• THE TASK
Reproduce exactly the lines below, starting at the line that contains "Transcribe this image's" and ending with the last line of the records, both included; leave out any pictures.

________________

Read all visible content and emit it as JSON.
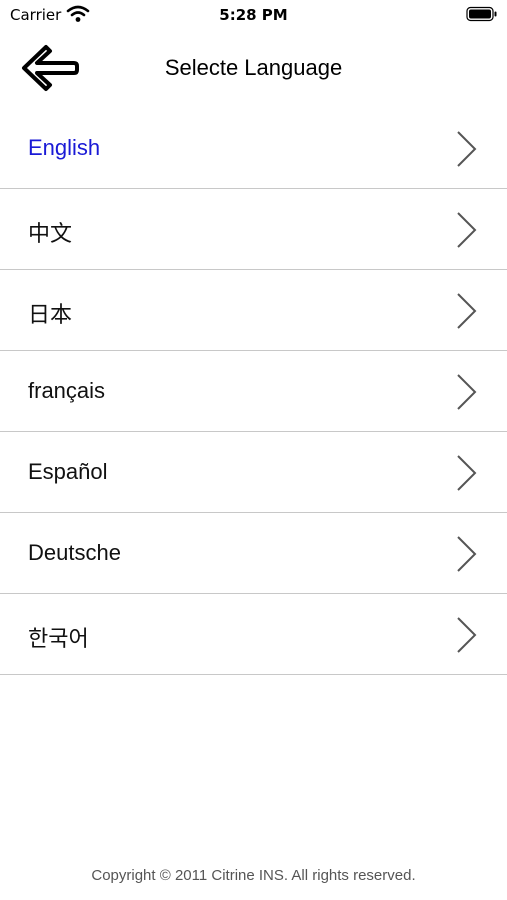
{
  "status_bar": {
    "carrier": "Carrier",
    "time": "5:28 PM",
    "wifi_icon": "wifi-icon",
    "battery_icon": "battery-icon"
  },
  "nav": {
    "title": "Selecte Language",
    "back_icon": "back-arrow-icon"
  },
  "languages": [
    {
      "label": "English",
      "selected": true
    },
    {
      "label": "中文",
      "selected": false
    },
    {
      "label": "日本",
      "selected": false
    },
    {
      "label": "français",
      "selected": false
    },
    {
      "label": "Español",
      "selected": false
    },
    {
      "label": "Deutsche",
      "selected": false
    },
    {
      "label": "한국어",
      "selected": false
    }
  ],
  "footer": {
    "copyright": "Copyright © 2011 Citrine INS. All rights reserved."
  },
  "colors": {
    "selected_text": "#1a1ad6",
    "separator": "#c8c8c8",
    "chevron": "#555555"
  }
}
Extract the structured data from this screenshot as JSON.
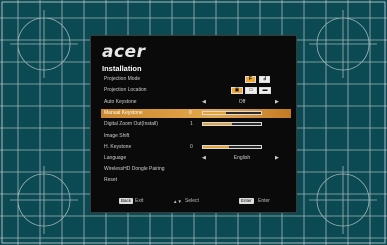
{
  "osd": {
    "logo": "acer",
    "title": "Installation",
    "rows": [
      {
        "label": "Projection Mode",
        "kind": "icons"
      },
      {
        "label": "Projection Location",
        "kind": "icons"
      },
      {
        "label": "Auto Keystone",
        "kind": "option",
        "value": "Off"
      },
      {
        "label": "Manual Keystone",
        "kind": "slider",
        "number": "0",
        "fill": 0.4,
        "selected": true
      },
      {
        "label": "Digital Zoom Out(Install)",
        "kind": "slider",
        "number": "1",
        "fill": 0.5
      },
      {
        "label": "Image Shift",
        "kind": "none"
      },
      {
        "label": "H. Keystone",
        "kind": "slider",
        "number": "0",
        "fill": 0.45
      },
      {
        "label": "Language",
        "kind": "option",
        "value": "English"
      },
      {
        "label": "WirelessHD Dongle Pairing",
        "kind": "none"
      },
      {
        "label": "Reset",
        "kind": "none"
      }
    ],
    "footer": {
      "back_key": "Back",
      "back_text": "Exit",
      "select_text": "Select",
      "enter_key": "Enter",
      "enter_text": "Enter"
    },
    "colors": {
      "accent": "#e1a33d",
      "background": "#0b4a52"
    }
  }
}
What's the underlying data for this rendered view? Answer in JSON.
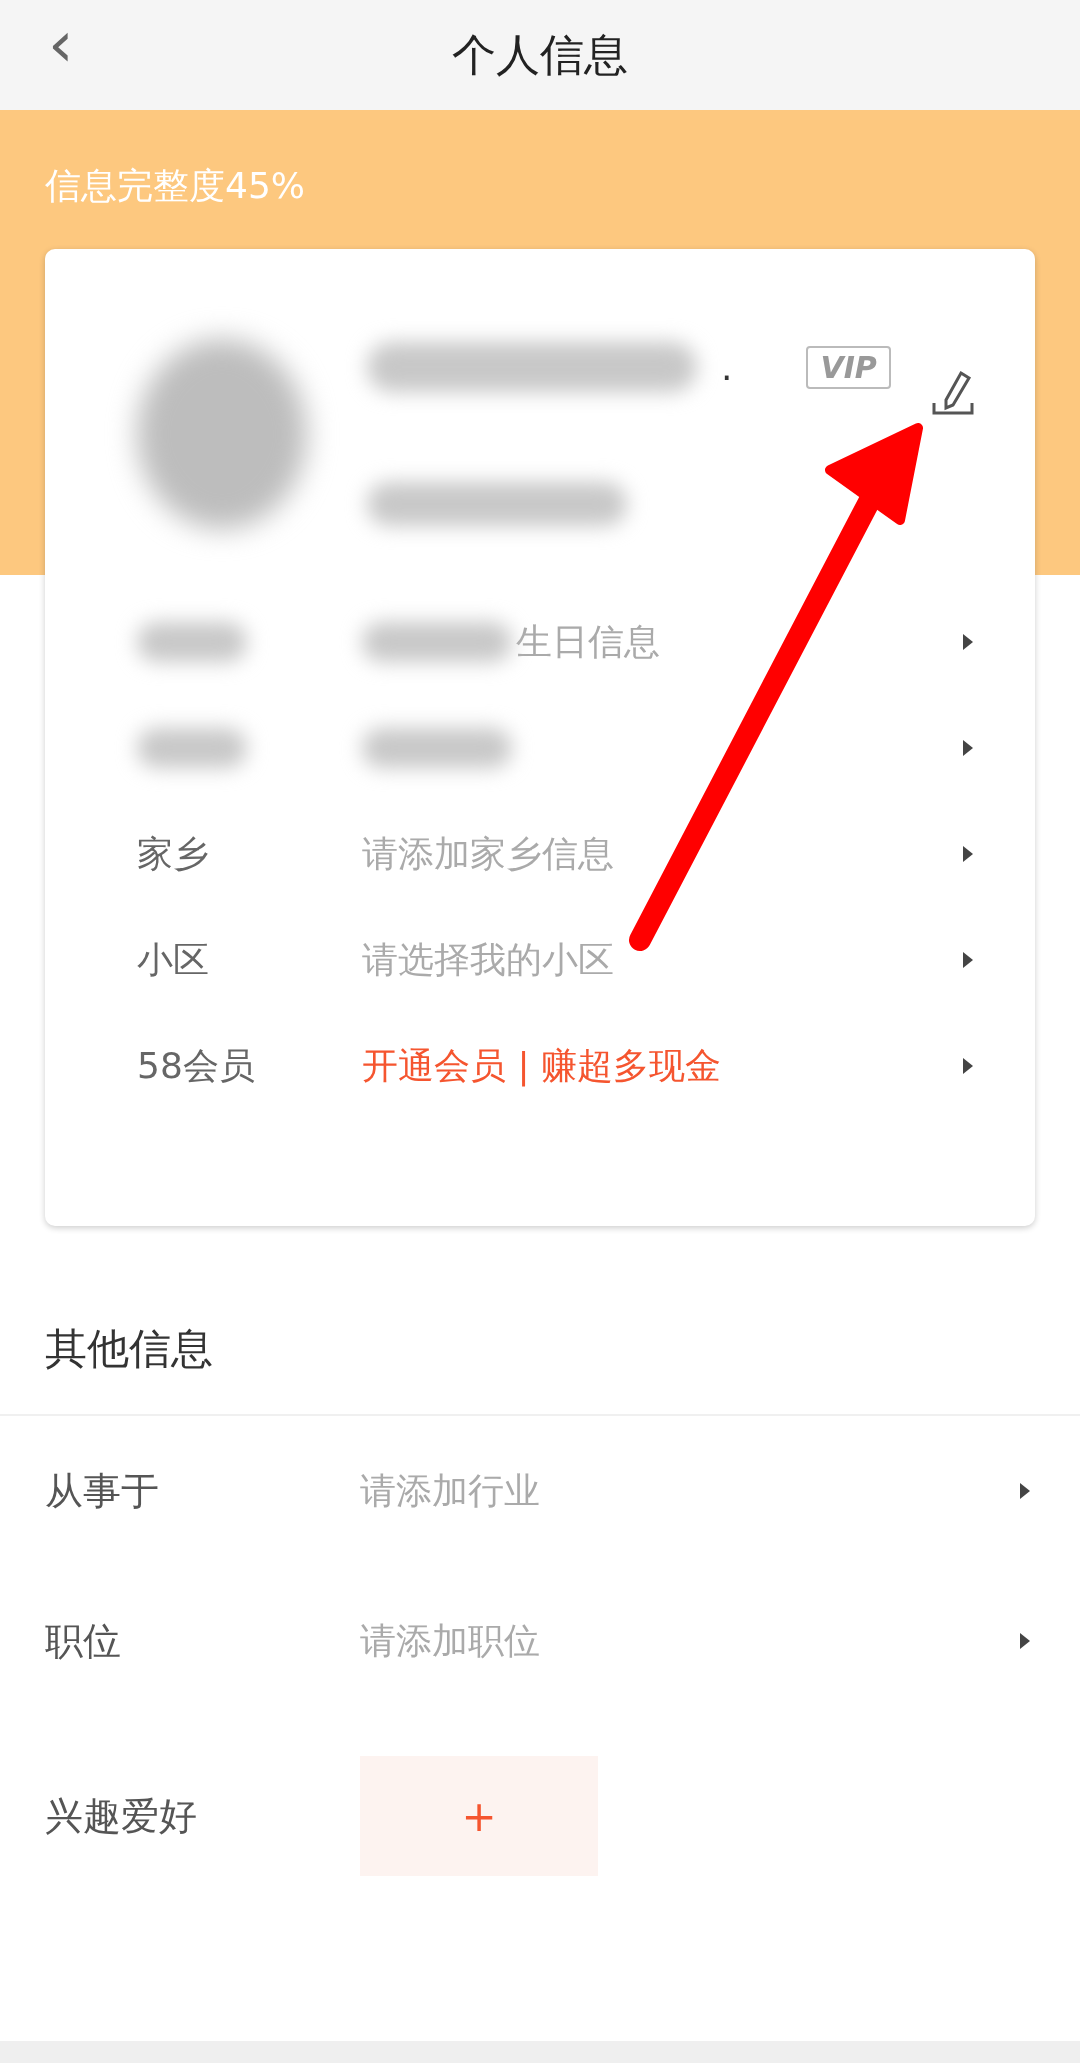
{
  "header": {
    "back": "‹",
    "title": "个人信息"
  },
  "completeness": "信息完整度45%",
  "profile": {
    "avatar_blurred": true,
    "name_blurred": true,
    "name_suffix": ".",
    "badge": "VIP",
    "subtitle_blurred": true
  },
  "basic_rows": [
    {
      "label_blurred": true,
      "value_blurred": true,
      "value": "生日信息",
      "highlight": false
    },
    {
      "label_blurred": true,
      "value_blurred": true
    },
    {
      "label": "家乡",
      "value": "请添加家乡信息",
      "highlight": false
    },
    {
      "label": "小区",
      "value": "请选择我的小区",
      "highlight": false
    },
    {
      "label": "58会员",
      "value": "开通会员 | 赚超多现金",
      "highlight": true
    }
  ],
  "other": {
    "title": "其他信息",
    "rows": [
      {
        "kind": "link",
        "label": "从事于",
        "value": "请添加行业"
      },
      {
        "kind": "link",
        "label": "职位",
        "value": "请添加职位"
      },
      {
        "kind": "add",
        "label": "兴趣爱好",
        "button": "+"
      }
    ]
  }
}
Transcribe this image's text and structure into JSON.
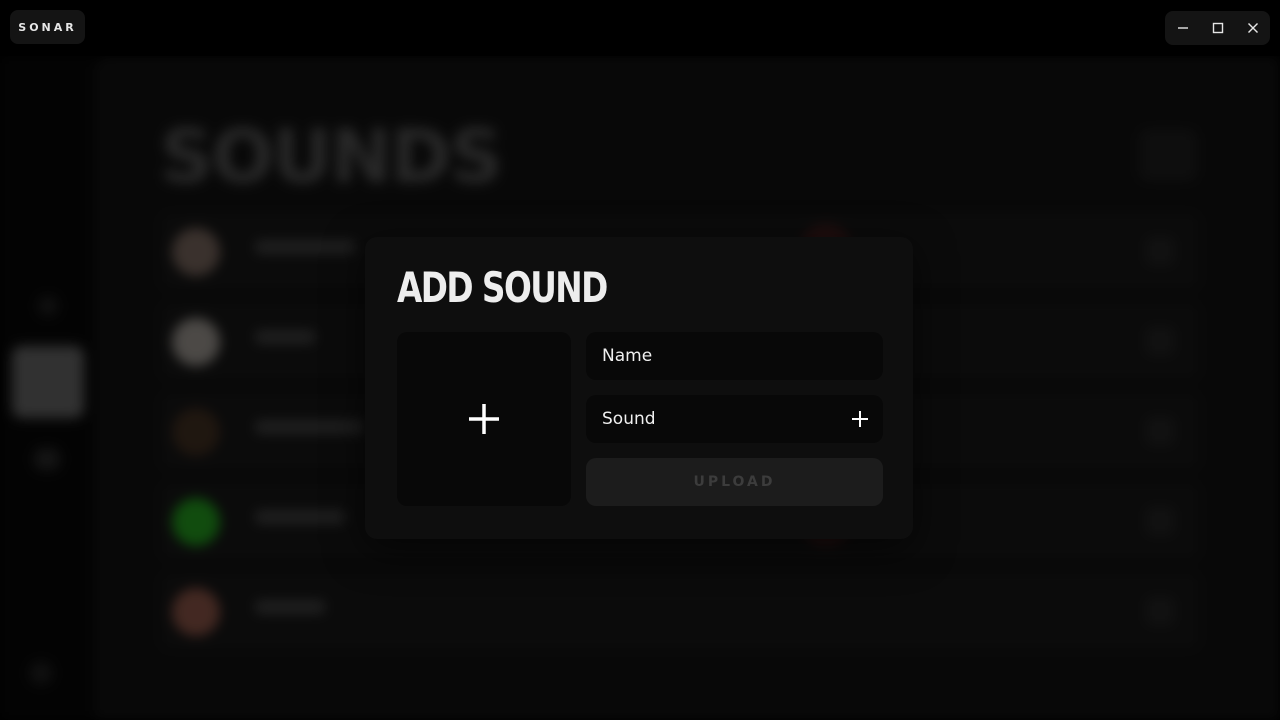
{
  "app": {
    "brand": "SONAR",
    "window_controls": [
      "minimize",
      "maximize",
      "close"
    ]
  },
  "background": {
    "heading": "SOUNDS"
  },
  "modal": {
    "title": "ADD SOUND",
    "name_placeholder": "Name",
    "sound_label": "Sound",
    "upload_label": "UPLOAD"
  },
  "icons": {
    "image_add": "plus-icon",
    "sound_add": "plus-icon",
    "minimize": "minimize-icon",
    "maximize": "maximize-icon",
    "close": "close-icon"
  },
  "colors": {
    "background": "#000000",
    "modal": "#0e0e0e",
    "field": "#080808",
    "upload_disabled": "#1c1c1c"
  }
}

________________

• ANSWER FOR THE TASK
Transcribe this image's text and structure into JSON.
{
  "app": {
    "brand": "SONAR",
    "window_controls": [
      "minimize",
      "maximize",
      "close"
    ]
  },
  "background": {
    "heading": "SOUNDS"
  },
  "modal": {
    "title": "ADD SOUND",
    "name_placeholder": "Name",
    "sound_label": "Sound",
    "upload_label": "UPLOAD"
  },
  "icons": {
    "image_add": "plus-icon",
    "sound_add": "plus-icon",
    "minimize": "minimize-icon",
    "maximize": "maximize-icon",
    "close": "close-icon"
  },
  "colors": {
    "background": "#000000",
    "modal": "#0e0e0e",
    "field": "#080808",
    "upload_disabled": "#1c1c1c"
  }
}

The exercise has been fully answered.